▶ [Task details]: Exactly reproduce each line of the listing that follows.

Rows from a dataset
## begin
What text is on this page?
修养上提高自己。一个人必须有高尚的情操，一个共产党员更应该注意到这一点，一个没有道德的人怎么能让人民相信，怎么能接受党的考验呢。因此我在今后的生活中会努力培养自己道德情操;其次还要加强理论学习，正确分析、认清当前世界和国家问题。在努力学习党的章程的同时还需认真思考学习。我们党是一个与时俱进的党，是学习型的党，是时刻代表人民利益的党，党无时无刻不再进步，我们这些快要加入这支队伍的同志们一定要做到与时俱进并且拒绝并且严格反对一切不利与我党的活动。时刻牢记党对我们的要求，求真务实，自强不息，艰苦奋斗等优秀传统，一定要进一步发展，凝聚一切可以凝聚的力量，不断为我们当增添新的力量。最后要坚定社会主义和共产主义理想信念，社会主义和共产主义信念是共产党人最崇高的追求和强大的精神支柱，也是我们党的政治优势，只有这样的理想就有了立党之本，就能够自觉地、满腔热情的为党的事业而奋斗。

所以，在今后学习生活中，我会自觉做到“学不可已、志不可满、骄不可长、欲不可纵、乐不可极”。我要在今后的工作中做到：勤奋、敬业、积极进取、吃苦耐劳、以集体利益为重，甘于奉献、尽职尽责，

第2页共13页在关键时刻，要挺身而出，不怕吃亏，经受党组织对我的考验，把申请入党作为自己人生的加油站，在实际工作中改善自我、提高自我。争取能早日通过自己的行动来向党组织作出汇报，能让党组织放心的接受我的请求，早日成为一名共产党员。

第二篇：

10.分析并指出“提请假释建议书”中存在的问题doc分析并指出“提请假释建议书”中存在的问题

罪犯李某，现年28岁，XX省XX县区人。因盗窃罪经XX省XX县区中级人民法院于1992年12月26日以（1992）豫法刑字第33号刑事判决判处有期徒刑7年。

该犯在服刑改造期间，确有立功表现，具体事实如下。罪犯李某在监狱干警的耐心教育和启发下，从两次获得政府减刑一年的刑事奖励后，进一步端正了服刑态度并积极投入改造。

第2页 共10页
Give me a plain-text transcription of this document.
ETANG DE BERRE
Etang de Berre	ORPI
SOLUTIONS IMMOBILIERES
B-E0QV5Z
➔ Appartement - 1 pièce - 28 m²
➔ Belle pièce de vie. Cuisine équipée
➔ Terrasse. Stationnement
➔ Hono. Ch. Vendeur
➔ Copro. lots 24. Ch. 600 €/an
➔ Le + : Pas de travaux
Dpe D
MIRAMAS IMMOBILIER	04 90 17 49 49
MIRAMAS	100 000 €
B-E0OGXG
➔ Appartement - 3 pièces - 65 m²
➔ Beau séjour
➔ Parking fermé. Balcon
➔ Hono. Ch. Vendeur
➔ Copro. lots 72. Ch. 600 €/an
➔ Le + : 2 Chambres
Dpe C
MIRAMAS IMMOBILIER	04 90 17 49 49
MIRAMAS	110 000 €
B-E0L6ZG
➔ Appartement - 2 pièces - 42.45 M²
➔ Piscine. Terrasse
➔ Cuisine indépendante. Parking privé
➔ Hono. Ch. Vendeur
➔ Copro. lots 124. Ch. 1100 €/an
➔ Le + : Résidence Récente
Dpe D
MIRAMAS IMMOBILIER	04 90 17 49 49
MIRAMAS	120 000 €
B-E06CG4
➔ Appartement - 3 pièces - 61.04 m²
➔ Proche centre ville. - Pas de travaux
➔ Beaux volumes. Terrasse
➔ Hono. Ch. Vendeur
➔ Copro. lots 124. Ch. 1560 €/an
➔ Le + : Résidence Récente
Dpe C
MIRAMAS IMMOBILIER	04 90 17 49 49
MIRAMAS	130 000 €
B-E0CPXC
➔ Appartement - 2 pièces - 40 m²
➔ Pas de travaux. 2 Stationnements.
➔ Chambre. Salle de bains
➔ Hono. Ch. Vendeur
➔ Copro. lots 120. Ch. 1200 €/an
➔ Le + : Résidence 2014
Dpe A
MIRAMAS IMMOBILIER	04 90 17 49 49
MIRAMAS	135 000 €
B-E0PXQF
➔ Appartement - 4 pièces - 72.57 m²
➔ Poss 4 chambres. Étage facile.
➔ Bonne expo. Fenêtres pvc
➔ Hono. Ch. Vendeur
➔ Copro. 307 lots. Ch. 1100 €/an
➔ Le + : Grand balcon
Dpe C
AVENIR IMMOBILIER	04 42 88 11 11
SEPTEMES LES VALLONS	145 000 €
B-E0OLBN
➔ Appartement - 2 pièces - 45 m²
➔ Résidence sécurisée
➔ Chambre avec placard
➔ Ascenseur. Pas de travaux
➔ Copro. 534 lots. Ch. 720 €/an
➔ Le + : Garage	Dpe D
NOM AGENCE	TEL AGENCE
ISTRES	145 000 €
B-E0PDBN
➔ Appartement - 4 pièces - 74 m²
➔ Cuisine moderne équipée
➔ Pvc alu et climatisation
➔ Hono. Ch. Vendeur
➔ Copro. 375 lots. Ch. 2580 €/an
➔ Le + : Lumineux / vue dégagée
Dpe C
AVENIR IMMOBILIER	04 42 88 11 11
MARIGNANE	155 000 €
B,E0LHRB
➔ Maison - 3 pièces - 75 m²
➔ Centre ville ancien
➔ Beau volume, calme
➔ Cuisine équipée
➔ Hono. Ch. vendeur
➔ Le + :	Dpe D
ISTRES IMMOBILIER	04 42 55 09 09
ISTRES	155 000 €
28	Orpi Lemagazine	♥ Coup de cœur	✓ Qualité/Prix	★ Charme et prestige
## end
▶ [Task response]:
What text is on this page?
修养上提高自己。一个人必须有高尚的情操，一个共产党员更应该注意到这一点，一个没有道德的人怎么能让人民相信，怎么能接受党的考验呢。因此我在今后的生活中会努力培养自己道德情操;其次还要加强理论学习，正确分析、认清当前世界和国家问题。在努力学习党的章程的同时还需认真思考学习。我们党是一个与时俱进的党，是学习型的党，是时刻代表人民利益的党，党无时无刻不再进步，我们这些快要加入这支队伍的同志们一定要做到与时俱进并且拒绝并且严格反对一切不利与我党的活动。时刻牢记党对我们的要求，求真务实，自强不息，艰苦奋斗等优秀传统，一定要进一步发展，凝聚一切可以凝聚的力量，不断为我们当增添新的力量。最后要坚定社会主义和共产主义理想信念，社会主义和共产主义信念是共产党人最崇高的追求和强大的精神支柱，也是我们党的政治优势，只有这样的理想就有了立党之本，就能够自觉地、满腔热情的为党的事业而奋斗。

所以，在今后学习生活中，我会自觉做到“学不可已、志不可满、骄不可长、欲不可纵、乐不可极”。我要在今后的工作中做到：勤奋、敬业、积极进取、吃苦耐劳、以集体利益为重，甘于奉献、尽职尽责，

第2页共13页在关键时刻，要挺身而出，不怕吃亏，经受党组织对我的考验，把申请入党作为自己人生的加油站，在实际工作中改善自我、提高自我。争取能早日通过自己的行动来向党组织作出汇报，能让党组织放心的接受我的请求，早日成为一名共产党员。

第二篇：

10.分析并指出“提请假释建议书”中存在的问题doc分析并指出“提请假释建议书”中存在的问题

罪犯李某，现年28岁，XX省XX县区人。因盗窃罪经XX省XX县区中级人民法院于1992年12月26日以（1992）豫法刑字第33号刑事判决判处有期徒刑7年。

该犯在服刑改造期间，确有立功表现，具体事实如下。罪犯李某在监狱干警的耐心教育和启发下，从两次获得政府减刑一年的刑事奖励后，进一步端正了服刑态度并积极投入改造。

第2页 共10页
Give me a plain-text transcription of this document.
ETANG DE BERRE
Etang de Berre	ORPI
SOLUTIONS IMMOBILIERES
B-E0QV5Z
➔ Appartement - 1 pièce - 28 m²
➔ Belle pièce de vie. Cuisine équipée
➔ Terrasse. Stationnement
➔ Hono. Ch. Vendeur
➔ Copro. lots 24. Ch. 600 €/an
➔ Le + : Pas de travaux
Dpe D
MIRAMAS IMMOBILIER	04 90 17 49 49
MIRAMAS	100 000 €
B-E0OGXG
➔ Appartement - 3 pièces - 65 m²
➔ Beau séjour
➔ Parking fermé. Balcon
➔ Hono. Ch. Vendeur
➔ Copro. lots 72. Ch. 600 €/an
➔ Le + : 2 Chambres
Dpe C
MIRAMAS IMMOBILIER	04 90 17 49 49
MIRAMAS	110 000 €
B-E0L6ZG
➔ Appartement - 2 pièces - 42.45 M²
➔ Piscine. Terrasse
➔ Cuisine indépendante. Parking privé
➔ Hono. Ch. Vendeur
➔ Copro. lots 124. Ch. 1100 €/an
➔ Le + : Résidence Récente
Dpe D
MIRAMAS IMMOBILIER	04 90 17 49 49
MIRAMAS	120 000 €
B-E06CG4
➔ Appartement - 3 pièces - 61.04 m²
➔ Proche centre ville. - Pas de travaux
➔ Beaux volumes. Terrasse
➔ Hono. Ch. Vendeur
➔ Copro. lots 124. Ch. 1560 €/an
➔ Le + : Résidence Récente
Dpe C
MIRAMAS IMMOBILIER	04 90 17 49 49
MIRAMAS	130 000 €
B-E0CPXC
➔ Appartement - 2 pièces - 40 m²
➔ Pas de travaux. 2 Stationnements.
➔ Chambre. Salle de bains
➔ Hono. Ch. Vendeur
➔ Copro. lots 120. Ch. 1200 €/an
➔ Le + : Résidence 2014
Dpe A
MIRAMAS IMMOBILIER	04 90 17 49 49
MIRAMAS	135 000 €
B-E0PXQF
➔ Appartement - 4 pièces - 72.57 m²
➔ Poss 4 chambres. Étage facile.
➔ Bonne expo. Fenêtres pvc
➔ Hono. Ch. Vendeur
➔ Copro. 307 lots. Ch. 1100 €/an
➔ Le + : Grand balcon
Dpe C
AVENIR IMMOBILIER	04 42 88 11 11
SEPTEMES LES VALLONS	145 000 €
B-E0OLBN
➔ Appartement - 2 pièces - 45 m²
➔ Résidence sécurisée
➔ Chambre avec placard
➔ Ascenseur. Pas de travaux
➔ Copro. 534 lots. Ch. 720 €/an
➔ Le + : Garage	Dpe D
NOM AGENCE	TEL AGENCE
ISTRES	145 000 €
B-E0PDBN
➔ Appartement - 4 pièces - 74 m²
➔ Cuisine moderne équipée
➔ Pvc alu et climatisation
➔ Hono. Ch. Vendeur
➔ Copro. 375 lots. Ch. 2580 €/an
➔ Le + : Lumineux / vue dégagée
Dpe C
AVENIR IMMOBILIER	04 42 88 11 11
MARIGNANE	155 000 €
B,E0LHRB
➔ Maison - 3 pièces - 75 m²
➔ Centre ville ancien
➔ Beau volume, calme
➔ Cuisine équipée
➔ Hono. Ch. vendeur
➔ Le + :	Dpe D
ISTRES IMMOBILIER	04 42 55 09 09
ISTRES	155 000 €
28	Orpi Lemagazine	♥ Coup de cœur	✓ Qualité/Prix	★ Charme et prestige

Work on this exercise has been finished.